## TASK
Scan the listing below. Report each line that includes "Concepts".

--- start RAW RECORDS ---

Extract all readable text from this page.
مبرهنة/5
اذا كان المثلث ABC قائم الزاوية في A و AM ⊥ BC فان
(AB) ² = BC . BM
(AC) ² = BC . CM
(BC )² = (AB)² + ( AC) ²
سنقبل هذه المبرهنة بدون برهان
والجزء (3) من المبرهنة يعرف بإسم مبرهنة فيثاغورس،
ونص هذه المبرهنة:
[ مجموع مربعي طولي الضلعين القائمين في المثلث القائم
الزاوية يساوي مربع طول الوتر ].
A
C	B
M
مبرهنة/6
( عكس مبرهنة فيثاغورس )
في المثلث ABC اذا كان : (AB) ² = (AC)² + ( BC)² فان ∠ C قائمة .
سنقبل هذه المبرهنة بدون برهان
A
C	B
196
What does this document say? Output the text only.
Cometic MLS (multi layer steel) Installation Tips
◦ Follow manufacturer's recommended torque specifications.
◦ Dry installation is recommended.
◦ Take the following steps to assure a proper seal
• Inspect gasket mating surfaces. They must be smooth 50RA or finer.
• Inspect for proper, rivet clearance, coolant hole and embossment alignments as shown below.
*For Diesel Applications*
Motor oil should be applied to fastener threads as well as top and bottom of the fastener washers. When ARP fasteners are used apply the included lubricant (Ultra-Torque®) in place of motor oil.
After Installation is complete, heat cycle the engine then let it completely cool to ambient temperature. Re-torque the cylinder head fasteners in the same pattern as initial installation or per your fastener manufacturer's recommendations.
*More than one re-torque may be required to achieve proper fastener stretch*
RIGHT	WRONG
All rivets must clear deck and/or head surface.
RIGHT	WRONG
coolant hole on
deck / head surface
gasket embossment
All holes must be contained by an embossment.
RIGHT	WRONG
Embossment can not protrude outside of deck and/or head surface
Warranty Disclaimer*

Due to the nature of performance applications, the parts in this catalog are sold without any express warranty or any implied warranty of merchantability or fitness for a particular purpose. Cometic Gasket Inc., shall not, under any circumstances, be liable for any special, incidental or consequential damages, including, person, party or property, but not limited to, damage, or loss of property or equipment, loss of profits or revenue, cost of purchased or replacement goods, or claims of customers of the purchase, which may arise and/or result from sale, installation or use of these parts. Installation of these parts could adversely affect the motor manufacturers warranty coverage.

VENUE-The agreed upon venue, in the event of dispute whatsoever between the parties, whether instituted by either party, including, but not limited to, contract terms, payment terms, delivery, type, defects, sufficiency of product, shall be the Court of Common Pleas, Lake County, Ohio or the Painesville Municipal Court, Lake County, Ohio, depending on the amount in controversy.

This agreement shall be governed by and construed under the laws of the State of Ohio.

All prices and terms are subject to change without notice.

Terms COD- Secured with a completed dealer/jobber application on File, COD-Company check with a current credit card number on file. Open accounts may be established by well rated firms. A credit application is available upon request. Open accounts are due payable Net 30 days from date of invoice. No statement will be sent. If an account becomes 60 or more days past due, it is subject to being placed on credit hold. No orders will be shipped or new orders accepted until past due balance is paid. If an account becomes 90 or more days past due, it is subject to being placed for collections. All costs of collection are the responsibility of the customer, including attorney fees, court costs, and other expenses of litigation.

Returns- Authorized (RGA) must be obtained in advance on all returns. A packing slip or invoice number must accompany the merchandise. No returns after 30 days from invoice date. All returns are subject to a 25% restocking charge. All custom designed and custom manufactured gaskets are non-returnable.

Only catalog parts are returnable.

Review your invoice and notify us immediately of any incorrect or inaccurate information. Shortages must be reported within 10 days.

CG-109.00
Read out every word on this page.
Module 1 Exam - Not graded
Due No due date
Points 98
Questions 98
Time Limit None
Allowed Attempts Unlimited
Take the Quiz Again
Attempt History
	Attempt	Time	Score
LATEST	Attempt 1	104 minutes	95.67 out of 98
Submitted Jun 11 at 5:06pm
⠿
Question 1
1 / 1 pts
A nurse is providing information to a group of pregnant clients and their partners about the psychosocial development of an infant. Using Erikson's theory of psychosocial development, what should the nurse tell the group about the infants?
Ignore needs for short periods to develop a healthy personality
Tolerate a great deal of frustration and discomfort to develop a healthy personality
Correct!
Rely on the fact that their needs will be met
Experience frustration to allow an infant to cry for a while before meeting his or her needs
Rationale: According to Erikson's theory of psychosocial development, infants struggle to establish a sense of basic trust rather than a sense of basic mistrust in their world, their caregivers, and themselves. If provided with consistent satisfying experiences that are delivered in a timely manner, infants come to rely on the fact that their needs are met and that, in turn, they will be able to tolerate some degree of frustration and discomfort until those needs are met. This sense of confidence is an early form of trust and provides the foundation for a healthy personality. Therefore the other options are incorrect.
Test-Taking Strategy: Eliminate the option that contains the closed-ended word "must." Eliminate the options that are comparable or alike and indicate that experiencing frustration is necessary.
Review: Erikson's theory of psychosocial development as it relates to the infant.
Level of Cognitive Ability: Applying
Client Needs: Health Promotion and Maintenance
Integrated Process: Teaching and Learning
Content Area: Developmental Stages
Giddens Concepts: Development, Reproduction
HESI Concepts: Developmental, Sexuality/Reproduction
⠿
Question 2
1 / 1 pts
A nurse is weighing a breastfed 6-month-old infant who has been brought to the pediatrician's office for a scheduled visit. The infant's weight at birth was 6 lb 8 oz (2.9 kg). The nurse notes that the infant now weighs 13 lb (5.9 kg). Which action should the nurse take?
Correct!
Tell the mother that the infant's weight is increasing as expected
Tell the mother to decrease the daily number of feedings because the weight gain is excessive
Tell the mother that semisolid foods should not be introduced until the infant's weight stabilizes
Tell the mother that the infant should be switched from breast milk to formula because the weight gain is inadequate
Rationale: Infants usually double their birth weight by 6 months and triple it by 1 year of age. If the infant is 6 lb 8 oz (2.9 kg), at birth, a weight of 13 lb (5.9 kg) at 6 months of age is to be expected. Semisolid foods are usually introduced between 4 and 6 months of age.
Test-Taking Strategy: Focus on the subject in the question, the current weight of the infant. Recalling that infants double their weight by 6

--- end RAW RECORDS ---

## THE COMPLETED TASK
Giddens Concepts: Development, Reproduction
HESI Concepts: Developmental, Sexuality/Reproduction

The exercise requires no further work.